* _TASK INSTRUCTIONS_
From the records below, please return each line that holds the word "SUVgluc".

# # #

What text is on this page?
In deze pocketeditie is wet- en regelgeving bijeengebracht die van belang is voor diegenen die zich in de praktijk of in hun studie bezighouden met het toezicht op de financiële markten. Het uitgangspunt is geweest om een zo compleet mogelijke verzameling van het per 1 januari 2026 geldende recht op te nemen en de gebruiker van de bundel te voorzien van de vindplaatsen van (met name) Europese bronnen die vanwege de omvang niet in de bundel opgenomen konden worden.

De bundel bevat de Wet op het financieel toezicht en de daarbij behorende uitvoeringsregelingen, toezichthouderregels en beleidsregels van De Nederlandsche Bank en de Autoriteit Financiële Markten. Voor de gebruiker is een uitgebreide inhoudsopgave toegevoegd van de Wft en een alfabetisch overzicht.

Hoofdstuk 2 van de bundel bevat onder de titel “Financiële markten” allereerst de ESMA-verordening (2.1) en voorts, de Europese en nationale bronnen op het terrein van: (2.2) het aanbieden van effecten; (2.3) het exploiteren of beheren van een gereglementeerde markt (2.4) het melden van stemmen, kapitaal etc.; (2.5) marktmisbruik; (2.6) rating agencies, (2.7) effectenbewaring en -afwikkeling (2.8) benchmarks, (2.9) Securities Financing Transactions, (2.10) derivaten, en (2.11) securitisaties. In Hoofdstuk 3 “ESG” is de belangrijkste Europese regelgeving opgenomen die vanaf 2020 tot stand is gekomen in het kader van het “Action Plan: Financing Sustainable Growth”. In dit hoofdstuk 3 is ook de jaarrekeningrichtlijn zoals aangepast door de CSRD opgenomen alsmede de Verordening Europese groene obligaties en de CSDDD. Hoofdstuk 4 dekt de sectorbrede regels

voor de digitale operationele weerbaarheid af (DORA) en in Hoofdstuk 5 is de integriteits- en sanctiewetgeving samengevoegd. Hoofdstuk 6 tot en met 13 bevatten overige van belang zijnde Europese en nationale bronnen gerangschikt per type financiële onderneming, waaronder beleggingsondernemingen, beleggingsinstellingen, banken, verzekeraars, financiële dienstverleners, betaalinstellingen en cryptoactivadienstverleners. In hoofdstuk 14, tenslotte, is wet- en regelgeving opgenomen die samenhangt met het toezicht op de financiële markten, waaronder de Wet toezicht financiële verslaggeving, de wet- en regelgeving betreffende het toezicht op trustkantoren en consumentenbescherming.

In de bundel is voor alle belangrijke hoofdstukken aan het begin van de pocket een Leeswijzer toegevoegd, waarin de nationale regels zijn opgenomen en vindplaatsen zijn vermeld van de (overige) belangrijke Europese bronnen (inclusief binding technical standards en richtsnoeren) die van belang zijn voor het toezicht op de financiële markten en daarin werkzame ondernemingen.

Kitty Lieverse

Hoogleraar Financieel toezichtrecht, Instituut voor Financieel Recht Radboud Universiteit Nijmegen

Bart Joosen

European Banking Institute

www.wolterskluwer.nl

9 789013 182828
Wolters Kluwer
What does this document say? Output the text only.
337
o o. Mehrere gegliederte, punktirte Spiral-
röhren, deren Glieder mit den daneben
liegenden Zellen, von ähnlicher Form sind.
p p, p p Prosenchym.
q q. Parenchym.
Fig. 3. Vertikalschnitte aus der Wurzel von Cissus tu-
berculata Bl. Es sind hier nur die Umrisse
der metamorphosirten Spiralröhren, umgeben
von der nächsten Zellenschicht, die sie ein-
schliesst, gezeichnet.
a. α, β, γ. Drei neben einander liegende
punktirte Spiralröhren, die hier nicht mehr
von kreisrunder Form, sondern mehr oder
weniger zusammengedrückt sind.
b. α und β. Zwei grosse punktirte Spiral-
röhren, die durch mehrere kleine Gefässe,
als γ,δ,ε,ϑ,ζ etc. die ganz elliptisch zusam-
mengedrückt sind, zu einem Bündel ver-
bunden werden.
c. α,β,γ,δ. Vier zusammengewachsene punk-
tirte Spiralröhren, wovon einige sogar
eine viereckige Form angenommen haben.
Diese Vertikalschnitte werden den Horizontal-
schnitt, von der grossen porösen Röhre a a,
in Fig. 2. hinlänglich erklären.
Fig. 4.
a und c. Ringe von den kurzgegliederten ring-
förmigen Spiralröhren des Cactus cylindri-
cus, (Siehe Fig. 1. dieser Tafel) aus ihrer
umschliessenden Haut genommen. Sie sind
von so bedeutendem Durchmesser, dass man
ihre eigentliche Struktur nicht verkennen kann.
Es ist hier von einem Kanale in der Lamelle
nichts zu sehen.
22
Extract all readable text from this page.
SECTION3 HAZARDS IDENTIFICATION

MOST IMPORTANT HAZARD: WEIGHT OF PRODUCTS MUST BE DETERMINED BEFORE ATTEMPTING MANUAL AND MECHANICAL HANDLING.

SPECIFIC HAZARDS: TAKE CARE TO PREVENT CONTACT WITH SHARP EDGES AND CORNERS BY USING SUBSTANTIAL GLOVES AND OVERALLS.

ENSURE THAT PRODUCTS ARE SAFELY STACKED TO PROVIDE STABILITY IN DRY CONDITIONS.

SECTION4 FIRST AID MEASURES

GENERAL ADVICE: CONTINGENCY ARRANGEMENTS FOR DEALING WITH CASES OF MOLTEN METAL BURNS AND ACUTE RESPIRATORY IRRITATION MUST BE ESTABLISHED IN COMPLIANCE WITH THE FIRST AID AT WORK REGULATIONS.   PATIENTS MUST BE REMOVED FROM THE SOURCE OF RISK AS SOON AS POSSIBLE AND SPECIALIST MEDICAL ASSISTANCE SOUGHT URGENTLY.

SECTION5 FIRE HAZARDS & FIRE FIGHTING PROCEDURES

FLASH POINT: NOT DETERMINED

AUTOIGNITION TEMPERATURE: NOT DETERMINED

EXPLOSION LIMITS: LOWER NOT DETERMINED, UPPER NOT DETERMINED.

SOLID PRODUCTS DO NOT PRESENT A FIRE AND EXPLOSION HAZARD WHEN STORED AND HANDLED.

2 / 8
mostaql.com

# # #

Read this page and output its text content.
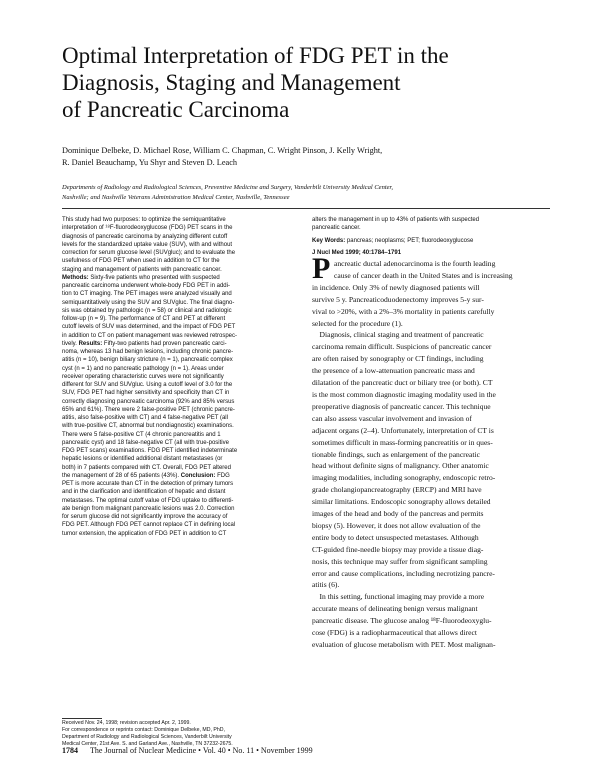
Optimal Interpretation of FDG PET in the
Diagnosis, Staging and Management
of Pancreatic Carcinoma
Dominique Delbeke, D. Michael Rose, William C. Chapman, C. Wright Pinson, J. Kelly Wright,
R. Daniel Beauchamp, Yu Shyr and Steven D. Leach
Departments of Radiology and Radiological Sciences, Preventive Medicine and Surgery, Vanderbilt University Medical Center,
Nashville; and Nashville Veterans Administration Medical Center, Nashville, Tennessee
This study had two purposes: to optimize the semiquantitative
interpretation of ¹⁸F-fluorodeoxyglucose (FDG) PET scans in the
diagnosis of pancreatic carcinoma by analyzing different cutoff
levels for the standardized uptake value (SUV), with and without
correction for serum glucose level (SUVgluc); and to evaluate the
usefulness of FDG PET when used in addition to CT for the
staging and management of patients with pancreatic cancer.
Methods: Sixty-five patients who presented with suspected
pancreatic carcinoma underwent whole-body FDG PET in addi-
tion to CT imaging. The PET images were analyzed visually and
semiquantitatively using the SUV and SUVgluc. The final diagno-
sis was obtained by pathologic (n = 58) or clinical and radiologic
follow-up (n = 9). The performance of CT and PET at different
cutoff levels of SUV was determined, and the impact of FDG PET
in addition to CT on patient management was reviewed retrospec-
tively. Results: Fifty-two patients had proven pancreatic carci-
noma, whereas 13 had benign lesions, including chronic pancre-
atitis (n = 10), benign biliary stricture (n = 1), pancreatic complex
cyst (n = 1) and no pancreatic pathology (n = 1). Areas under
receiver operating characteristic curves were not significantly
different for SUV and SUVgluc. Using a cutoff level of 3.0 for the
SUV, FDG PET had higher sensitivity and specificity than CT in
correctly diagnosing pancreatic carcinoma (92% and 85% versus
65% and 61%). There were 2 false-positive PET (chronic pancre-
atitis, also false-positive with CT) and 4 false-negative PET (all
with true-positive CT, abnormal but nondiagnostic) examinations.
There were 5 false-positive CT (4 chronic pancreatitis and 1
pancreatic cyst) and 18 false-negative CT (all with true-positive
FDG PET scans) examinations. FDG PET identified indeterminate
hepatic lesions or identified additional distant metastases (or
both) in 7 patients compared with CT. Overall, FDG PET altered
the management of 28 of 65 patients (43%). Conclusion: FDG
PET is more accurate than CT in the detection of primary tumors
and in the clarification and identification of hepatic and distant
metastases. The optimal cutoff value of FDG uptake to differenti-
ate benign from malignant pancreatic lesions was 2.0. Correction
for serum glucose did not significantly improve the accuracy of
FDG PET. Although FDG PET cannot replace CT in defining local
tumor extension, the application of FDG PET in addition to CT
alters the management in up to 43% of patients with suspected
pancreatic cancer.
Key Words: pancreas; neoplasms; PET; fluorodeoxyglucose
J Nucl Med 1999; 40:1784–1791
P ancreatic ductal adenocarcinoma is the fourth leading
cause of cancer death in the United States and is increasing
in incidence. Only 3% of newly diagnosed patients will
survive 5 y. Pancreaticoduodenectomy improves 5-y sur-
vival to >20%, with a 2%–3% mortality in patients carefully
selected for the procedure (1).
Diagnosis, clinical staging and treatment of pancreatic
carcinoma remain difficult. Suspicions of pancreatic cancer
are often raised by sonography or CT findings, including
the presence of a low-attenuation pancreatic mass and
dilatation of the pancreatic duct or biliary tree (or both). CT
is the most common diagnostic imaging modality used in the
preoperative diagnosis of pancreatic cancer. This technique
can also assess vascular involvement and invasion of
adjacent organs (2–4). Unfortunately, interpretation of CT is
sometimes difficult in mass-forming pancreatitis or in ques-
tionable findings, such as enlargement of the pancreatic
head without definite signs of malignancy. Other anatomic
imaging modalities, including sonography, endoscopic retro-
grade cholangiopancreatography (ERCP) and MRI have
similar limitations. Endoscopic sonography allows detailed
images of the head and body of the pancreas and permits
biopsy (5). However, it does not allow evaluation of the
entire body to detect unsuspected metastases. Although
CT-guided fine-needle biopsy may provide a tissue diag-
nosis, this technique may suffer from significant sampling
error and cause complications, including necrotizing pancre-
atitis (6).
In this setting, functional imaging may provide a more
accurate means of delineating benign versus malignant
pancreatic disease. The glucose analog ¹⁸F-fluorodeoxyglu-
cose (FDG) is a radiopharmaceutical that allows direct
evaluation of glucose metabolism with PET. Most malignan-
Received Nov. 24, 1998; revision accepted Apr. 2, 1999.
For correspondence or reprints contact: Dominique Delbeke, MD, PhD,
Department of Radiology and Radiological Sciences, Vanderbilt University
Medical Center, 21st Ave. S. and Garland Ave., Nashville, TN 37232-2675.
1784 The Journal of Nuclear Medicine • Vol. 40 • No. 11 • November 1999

# # #

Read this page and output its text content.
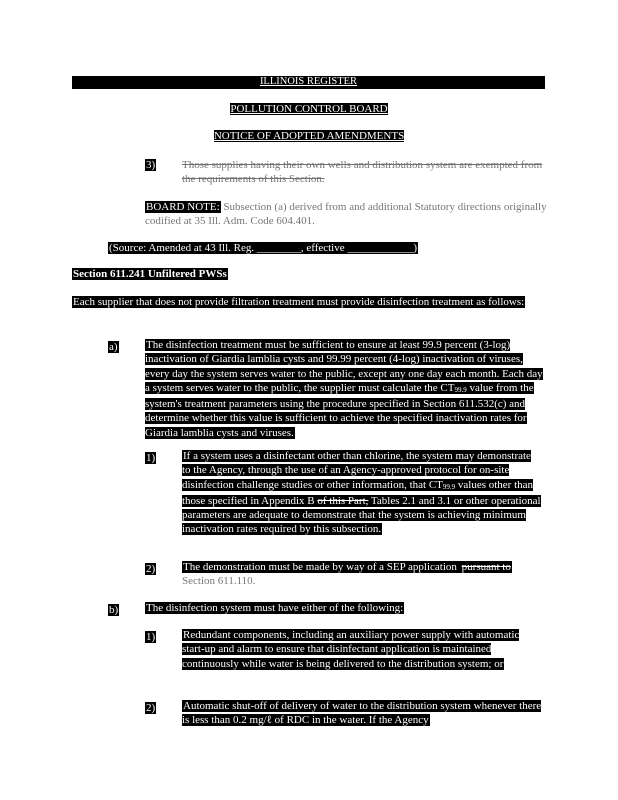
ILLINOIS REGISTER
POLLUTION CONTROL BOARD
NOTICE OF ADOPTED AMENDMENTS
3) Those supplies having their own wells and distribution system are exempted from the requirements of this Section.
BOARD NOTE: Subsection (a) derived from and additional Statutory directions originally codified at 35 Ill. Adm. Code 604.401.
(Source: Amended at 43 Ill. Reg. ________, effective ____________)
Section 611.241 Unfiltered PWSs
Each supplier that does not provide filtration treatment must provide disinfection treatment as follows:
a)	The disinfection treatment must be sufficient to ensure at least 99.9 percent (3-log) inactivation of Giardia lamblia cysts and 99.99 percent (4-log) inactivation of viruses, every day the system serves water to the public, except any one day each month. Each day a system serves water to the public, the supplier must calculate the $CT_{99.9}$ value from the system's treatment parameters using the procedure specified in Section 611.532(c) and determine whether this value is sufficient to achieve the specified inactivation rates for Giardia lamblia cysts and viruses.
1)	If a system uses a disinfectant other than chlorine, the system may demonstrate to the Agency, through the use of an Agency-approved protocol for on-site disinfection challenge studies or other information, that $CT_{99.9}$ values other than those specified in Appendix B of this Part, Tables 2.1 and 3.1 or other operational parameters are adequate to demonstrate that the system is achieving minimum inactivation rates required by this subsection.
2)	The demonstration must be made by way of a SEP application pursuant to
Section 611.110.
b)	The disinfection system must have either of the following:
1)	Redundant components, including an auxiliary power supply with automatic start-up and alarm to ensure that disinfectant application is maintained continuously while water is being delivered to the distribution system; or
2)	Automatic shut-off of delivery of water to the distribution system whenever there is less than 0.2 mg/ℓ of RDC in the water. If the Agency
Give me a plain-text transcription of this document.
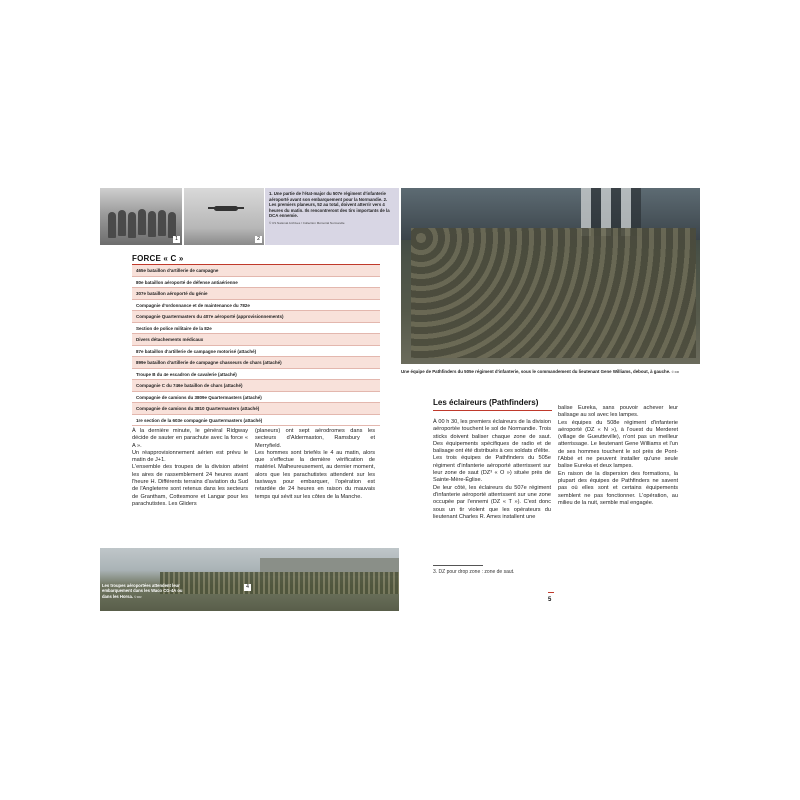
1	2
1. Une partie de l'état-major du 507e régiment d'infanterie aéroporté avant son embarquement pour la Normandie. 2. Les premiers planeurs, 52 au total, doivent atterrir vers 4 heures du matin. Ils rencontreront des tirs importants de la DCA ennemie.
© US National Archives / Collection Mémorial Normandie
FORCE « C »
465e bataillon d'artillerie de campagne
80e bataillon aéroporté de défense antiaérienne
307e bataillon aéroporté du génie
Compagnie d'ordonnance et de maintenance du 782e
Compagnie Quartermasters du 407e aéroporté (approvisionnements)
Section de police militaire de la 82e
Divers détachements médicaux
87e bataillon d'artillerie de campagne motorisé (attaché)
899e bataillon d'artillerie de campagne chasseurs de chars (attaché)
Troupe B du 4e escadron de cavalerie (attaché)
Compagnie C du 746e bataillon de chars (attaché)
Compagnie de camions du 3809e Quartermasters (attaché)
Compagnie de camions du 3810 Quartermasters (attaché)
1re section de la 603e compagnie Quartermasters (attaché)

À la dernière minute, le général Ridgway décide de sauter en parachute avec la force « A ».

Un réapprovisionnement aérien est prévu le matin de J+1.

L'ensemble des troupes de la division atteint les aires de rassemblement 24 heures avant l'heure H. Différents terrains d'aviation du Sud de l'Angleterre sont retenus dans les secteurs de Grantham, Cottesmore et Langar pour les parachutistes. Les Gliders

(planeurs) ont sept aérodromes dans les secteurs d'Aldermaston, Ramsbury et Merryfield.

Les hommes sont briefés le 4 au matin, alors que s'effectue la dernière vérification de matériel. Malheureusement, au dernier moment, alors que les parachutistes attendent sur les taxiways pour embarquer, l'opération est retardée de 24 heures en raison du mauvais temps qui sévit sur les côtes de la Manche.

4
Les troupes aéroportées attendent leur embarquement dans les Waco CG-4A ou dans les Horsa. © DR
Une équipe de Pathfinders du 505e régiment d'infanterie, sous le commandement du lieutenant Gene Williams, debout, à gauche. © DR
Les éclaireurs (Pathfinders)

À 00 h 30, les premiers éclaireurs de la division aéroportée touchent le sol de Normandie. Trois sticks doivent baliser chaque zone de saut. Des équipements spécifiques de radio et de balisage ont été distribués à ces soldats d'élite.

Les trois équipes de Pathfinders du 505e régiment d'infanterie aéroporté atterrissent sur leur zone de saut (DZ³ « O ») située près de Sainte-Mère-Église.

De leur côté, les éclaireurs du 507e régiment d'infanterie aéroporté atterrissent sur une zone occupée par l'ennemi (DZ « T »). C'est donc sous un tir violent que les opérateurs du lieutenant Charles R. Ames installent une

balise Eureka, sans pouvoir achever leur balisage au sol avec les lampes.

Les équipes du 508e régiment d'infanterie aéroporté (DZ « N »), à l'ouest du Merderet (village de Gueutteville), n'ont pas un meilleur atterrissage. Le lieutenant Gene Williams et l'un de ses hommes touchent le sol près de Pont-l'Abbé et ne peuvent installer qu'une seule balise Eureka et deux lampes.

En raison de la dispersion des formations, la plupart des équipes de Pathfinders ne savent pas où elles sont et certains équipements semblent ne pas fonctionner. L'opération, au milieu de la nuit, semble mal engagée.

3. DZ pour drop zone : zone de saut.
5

# # #

* _EXERCISE OUTPUT_
correction for serum glucose level (SUVgluc); and to evaluate the
semiquantitatively using the SUV and SUVgluc. The final diagno-
different for SUV and SUVgluc. Using a cutoff level of 3.0 for the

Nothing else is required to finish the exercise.